Dataset items:

============================================================

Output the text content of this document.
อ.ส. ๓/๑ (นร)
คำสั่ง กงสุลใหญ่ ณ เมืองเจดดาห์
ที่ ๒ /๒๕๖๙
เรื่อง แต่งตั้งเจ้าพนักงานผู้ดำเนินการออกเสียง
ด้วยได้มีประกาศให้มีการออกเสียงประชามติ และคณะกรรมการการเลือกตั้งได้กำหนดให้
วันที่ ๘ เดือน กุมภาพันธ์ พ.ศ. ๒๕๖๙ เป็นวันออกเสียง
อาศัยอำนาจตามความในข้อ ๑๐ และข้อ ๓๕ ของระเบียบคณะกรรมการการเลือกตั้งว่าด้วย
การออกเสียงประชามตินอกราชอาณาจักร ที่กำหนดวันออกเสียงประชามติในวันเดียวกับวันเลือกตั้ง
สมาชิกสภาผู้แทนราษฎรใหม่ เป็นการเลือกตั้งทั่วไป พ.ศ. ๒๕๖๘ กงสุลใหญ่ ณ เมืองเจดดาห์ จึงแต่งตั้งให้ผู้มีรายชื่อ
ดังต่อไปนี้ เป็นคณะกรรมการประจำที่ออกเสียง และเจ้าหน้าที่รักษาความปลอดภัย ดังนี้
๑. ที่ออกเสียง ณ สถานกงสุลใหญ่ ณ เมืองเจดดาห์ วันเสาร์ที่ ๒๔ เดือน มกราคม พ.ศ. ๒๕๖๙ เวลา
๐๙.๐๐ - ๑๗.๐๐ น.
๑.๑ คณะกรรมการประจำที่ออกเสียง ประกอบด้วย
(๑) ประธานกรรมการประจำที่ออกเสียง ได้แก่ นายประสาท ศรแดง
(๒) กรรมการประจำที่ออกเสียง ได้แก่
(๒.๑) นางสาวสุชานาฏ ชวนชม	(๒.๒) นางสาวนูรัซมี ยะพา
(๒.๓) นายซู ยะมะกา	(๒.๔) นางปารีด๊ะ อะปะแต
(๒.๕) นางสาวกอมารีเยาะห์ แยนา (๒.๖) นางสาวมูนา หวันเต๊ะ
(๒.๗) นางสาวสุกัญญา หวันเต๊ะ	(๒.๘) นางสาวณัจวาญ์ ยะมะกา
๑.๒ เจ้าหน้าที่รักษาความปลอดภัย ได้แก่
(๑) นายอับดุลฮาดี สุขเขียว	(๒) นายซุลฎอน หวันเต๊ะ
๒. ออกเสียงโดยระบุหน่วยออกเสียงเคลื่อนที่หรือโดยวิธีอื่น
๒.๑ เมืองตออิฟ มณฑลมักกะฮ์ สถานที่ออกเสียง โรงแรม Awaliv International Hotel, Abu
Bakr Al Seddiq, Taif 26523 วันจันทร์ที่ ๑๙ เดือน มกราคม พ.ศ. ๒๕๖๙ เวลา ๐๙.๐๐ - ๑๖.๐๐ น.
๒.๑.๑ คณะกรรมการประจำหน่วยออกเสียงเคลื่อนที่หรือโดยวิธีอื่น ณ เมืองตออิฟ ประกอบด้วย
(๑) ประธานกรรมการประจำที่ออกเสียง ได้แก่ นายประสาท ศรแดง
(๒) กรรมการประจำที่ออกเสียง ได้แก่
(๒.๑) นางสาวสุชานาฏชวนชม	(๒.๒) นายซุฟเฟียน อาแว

============================================================

- _Instructions for the task_: Repeat the entries shown above, every one, word for word.

- _Result of this task_:
Output the text content of this document.
อ.ส. ๓/๑ (นร)
คำสั่ง กงสุลใหญ่ ณ เมืองเจดดาห์
ที่ ๒ /๒๕๖๙
เรื่อง แต่งตั้งเจ้าพนักงานผู้ดำเนินการออกเสียง
ด้วยได้มีประกาศให้มีการออกเสียงประชามติ และคณะกรรมการการเลือกตั้งได้กำหนดให้
วันที่ ๘ เดือน กุมภาพันธ์ พ.ศ. ๒๕๖๙ เป็นวันออกเสียง
อาศัยอำนาจตามความในข้อ ๑๐ และข้อ ๓๕ ของระเบียบคณะกรรมการการเลือกตั้งว่าด้วย
การออกเสียงประชามตินอกราชอาณาจักร ที่กำหนดวันออกเสียงประชามติในวันเดียวกับวันเลือกตั้ง
สมาชิกสภาผู้แทนราษฎรใหม่ เป็นการเลือกตั้งทั่วไป พ.ศ. ๒๕๖๘ กงสุลใหญ่ ณ เมืองเจดดาห์ จึงแต่งตั้งให้ผู้มีรายชื่อ
ดังต่อไปนี้ เป็นคณะกรรมการประจำที่ออกเสียง และเจ้าหน้าที่รักษาความปลอดภัย ดังนี้
๑. ที่ออกเสียง ณ สถานกงสุลใหญ่ ณ เมืองเจดดาห์ วันเสาร์ที่ ๒๔ เดือน มกราคม พ.ศ. ๒๕๖๙ เวลา
๐๙.๐๐ - ๑๗.๐๐ น.
๑.๑ คณะกรรมการประจำที่ออกเสียง ประกอบด้วย
(๑) ประธานกรรมการประจำที่ออกเสียง ได้แก่ นายประสาท ศรแดง
(๒) กรรมการประจำที่ออกเสียง ได้แก่
(๒.๑) นางสาวสุชานาฏ ชวนชม	(๒.๒) นางสาวนูรัซมี ยะพา
(๒.๓) นายซู ยะมะกา	(๒.๔) นางปารีด๊ะ อะปะแต
(๒.๕) นางสาวกอมารีเยาะห์ แยนา (๒.๖) นางสาวมูนา หวันเต๊ะ
(๒.๗) นางสาวสุกัญญา หวันเต๊ะ	(๒.๘) นางสาวณัจวาญ์ ยะมะกา
๑.๒ เจ้าหน้าที่รักษาความปลอดภัย ได้แก่
(๑) นายอับดุลฮาดี สุขเขียว	(๒) นายซุลฎอน หวันเต๊ะ
๒. ออกเสียงโดยระบุหน่วยออกเสียงเคลื่อนที่หรือโดยวิธีอื่น
๒.๑ เมืองตออิฟ มณฑลมักกะฮ์ สถานที่ออกเสียง โรงแรม Awaliv International Hotel, Abu
Bakr Al Seddiq, Taif 26523 วันจันทร์ที่ ๑๙ เดือน มกราคม พ.ศ. ๒๕๖๙ เวลา ๐๙.๐๐ - ๑๖.๐๐ น.
๒.๑.๑ คณะกรรมการประจำหน่วยออกเสียงเคลื่อนที่หรือโดยวิธีอื่น ณ เมืองตออิฟ ประกอบด้วย
(๑) ประธานกรรมการประจำที่ออกเสียง ได้แก่ นายประสาท ศรแดง
(๒) กรรมการประจำที่ออกเสียง ได้แก่
(๒.๑) นางสาวสุชานาฏชวนชม	(๒.๒) นายซุฟเฟียน อาแว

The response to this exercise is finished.